• Prompt
Copy all of the material word for word, except for the pictures.

• Data excerpts
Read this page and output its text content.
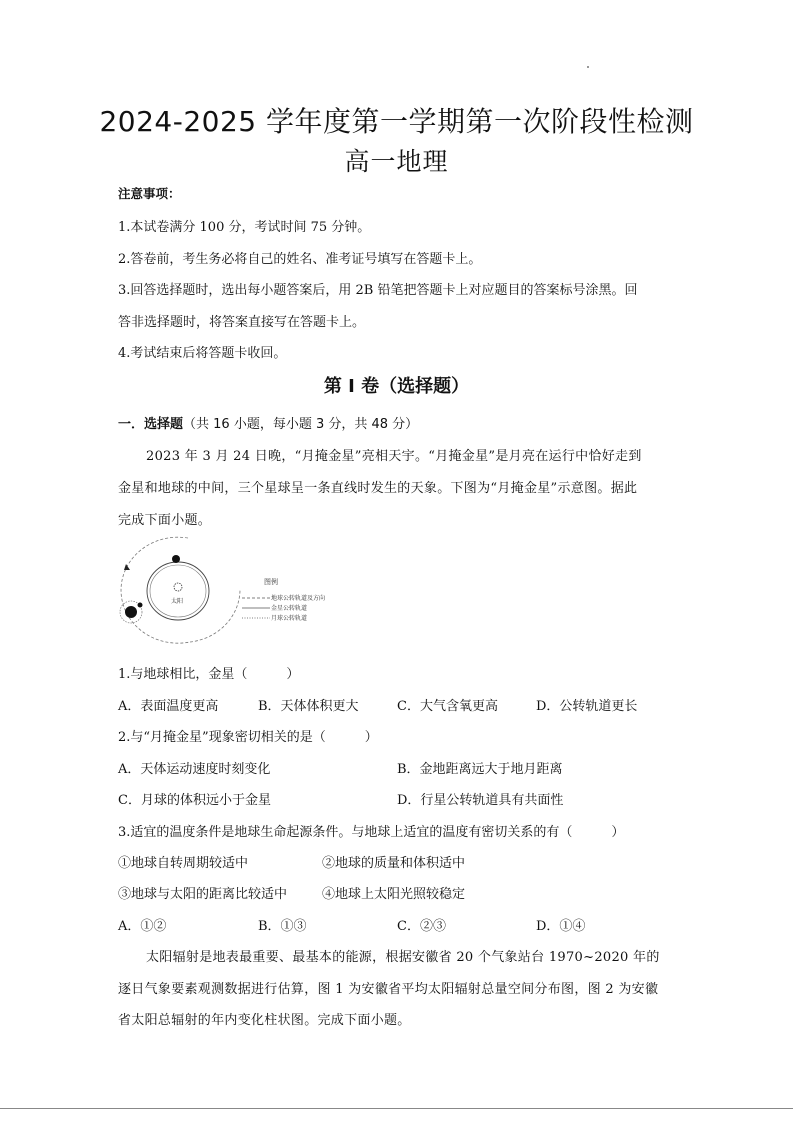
2024-2025 学年度第一学期第一次阶段性检测
高一地理
注意事项：
1.本试卷满分 100 分，考试时间 75 分钟。
2.答卷前，考生务必将自己的姓名、准考证号填写在答题卡上。
3.回答选择题时，选出每小题答案后，用 2B 铅笔把答题卡上对应题目的答案标号涂黑。回
答非选择题时，将答案直接写在答题卡上。
4.考试结束后将答题卡收回。
第 I 卷（选择题）
一．选择题（共 16 小题，每小题 3 分，共 48 分）
2023 年 3 月 24 日晚，“月掩金星”亮相天宇。“月掩金星”是月亮在运行中恰好走到
金星和地球的中间，三个星球呈一条直线时发生的天象。下图为“月掩金星”示意图。据此
完成下面小题。
太阳
图例
地球公转轨道及方向
金星公转轨道
月球公转轨道
1.与地球相比，金星（　　　）
A．表面温度更高	B．天体体积更大	C．大气含氧更高	D．公转轨道更长
2.与“月掩金星”现象密切相关的是（　　　）
A．天体运动速度时刻变化	B．金地距离远大于地月距离
C．月球的体积远小于金星	D．行星公转轨道具有共面性
3.适宜的温度条件是地球生命起源条件。与地球上适宜的温度有密切关系的有（　　　）
①地球自转周期较适中	②地球的质量和体积适中
③地球与太阳的距离比较适中	④地球上太阳光照较稳定
A．①②	B．①③	C．②③	D．①④
太阳辐射是地表最重要、最基本的能源，根据安徽省 20 个气象站台 1970~2020 年的
逐日气象要素观测数据进行估算，图 1 为安徽省平均太阳辐射总量空间分布图，图 2 为安徽
省太阳总辐射的年内变化柱状图。完成下面小题。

• Problem solution
Read this page and output its text content.
2024-2025 学年度第一学期第一次阶段性检测
高一地理
注意事项：
1.本试卷满分 100 分，考试时间 75 分钟。
2.答卷前，考生务必将自己的姓名、准考证号填写在答题卡上。
3.回答选择题时，选出每小题答案后，用 2B 铅笔把答题卡上对应题目的答案标号涂黑。回
答非选择题时，将答案直接写在答题卡上。
4.考试结束后将答题卡收回。
第 I 卷（选择题）
一．选择题（共 16 小题，每小题 3 分，共 48 分）
2023 年 3 月 24 日晚，“月掩金星”亮相天宇。“月掩金星”是月亮在运行中恰好走到
金星和地球的中间，三个星球呈一条直线时发生的天象。下图为“月掩金星”示意图。据此
完成下面小题。
太阳
图例
地球公转轨道及方向
金星公转轨道
月球公转轨道
1.与地球相比，金星（　　　）
A．表面温度更高	B．天体体积更大	C．大气含氧更高	D．公转轨道更长
2.与“月掩金星”现象密切相关的是（　　　）
A．天体运动速度时刻变化	B．金地距离远大于地月距离
C．月球的体积远小于金星	D．行星公转轨道具有共面性
3.适宜的温度条件是地球生命起源条件。与地球上适宜的温度有密切关系的有（　　　）
①地球自转周期较适中	②地球的质量和体积适中
③地球与太阳的距离比较适中	④地球上太阳光照较稳定
A．①②	B．①③	C．②③	D．①④
太阳辐射是地表最重要、最基本的能源，根据安徽省 20 个气象站台 1970~2020 年的
逐日气象要素观测数据进行估算，图 1 为安徽省平均太阳辐射总量空间分布图，图 2 为安徽
省太阳总辐射的年内变化柱状图。完成下面小题。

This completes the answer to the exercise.